→ Exercise directions: Copy every row below word for word, leaving out the pictures.

========================================================================

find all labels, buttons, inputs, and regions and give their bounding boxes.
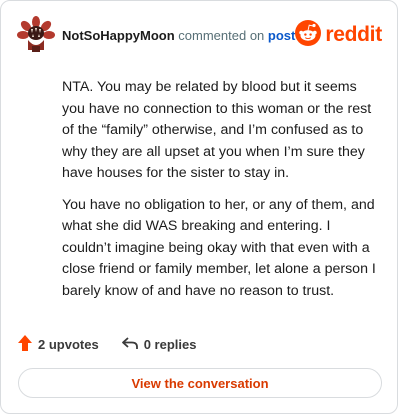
view-conversation-button[interactable]: View the conversation [18, 368, 382, 398]
upvote-button[interactable]: 2 upvotes [17, 334, 99, 355]
comment-body: NTA. You may be related by blood but it … [62, 77, 382, 312]
comment-embed-card: NotSoHappyMoon commented on post reddit [0, 0, 398, 414]
reddit-wordmark: reddit [325, 23, 382, 46]
reddit-snoo-icon [295, 19, 322, 51]
reply-count: 0 replies [143, 336, 197, 352]
reply-button[interactable]: 0 replies [121, 335, 197, 354]
comment-paragraph: You have no obligation to her, or any of… [62, 196, 376, 299]
comment-header: NotSoHappyMoon commented on post reddit [17, 15, 382, 55]
comment-action-text: commented on [178, 27, 265, 43]
comment-actions: 2 upvotes 0 replies [17, 333, 218, 355]
username-link[interactable]: NotSoHappyMoon [62, 28, 175, 43]
reply-arrow-icon [121, 335, 144, 354]
comment-paragraph: NTA. You may be related by blood but it … [62, 79, 372, 181]
demogorgon-avatar-icon[interactable] [17, 16, 55, 54]
comment-meta: NotSoHappyMoon commented on post [62, 28, 295, 43]
reddit-logo[interactable]: reddit [295, 19, 382, 51]
upvote-count: 2 upvotes [38, 336, 99, 352]
upvote-arrow-icon [17, 334, 38, 355]
post-link[interactable]: post [268, 28, 295, 43]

========================================================================

→ The completed task:
find all labels, buttons, inputs, and regions and give their bounding boxes.
view-conversation-button[interactable]: View the conversation [18, 368, 382, 398]
upvote-button[interactable]: 2 upvotes [17, 334, 99, 355]
comment-body: NTA. You may be related by blood but it … [62, 77, 382, 312]
comment-embed-card: NotSoHappyMoon commented on post reddit [0, 0, 398, 414]
reddit-wordmark: reddit [325, 23, 382, 46]
reddit-snoo-icon [295, 19, 322, 51]
reply-count: 0 replies [143, 336, 197, 352]
reply-button[interactable]: 0 replies [121, 335, 197, 354]
comment-paragraph: You have no obligation to her, or any of… [62, 196, 376, 299]
comment-header: NotSoHappyMoon commented on post reddit [17, 15, 382, 55]
comment-action-text: commented on [178, 27, 265, 43]
comment-actions: 2 upvotes 0 replies [17, 333, 218, 355]
username-link[interactable]: NotSoHappyMoon [62, 28, 175, 43]
reply-arrow-icon [121, 335, 144, 354]
comment-paragraph: NTA. You may be related by blood but it … [62, 79, 372, 181]
demogorgon-avatar-icon[interactable] [17, 16, 55, 54]
comment-meta: NotSoHappyMoon commented on post [62, 28, 295, 43]
reddit-logo[interactable]: reddit [295, 19, 382, 51]
upvote-count: 2 upvotes [38, 336, 99, 352]
upvote-arrow-icon [17, 334, 38, 355]
post-link[interactable]: post [268, 28, 295, 43]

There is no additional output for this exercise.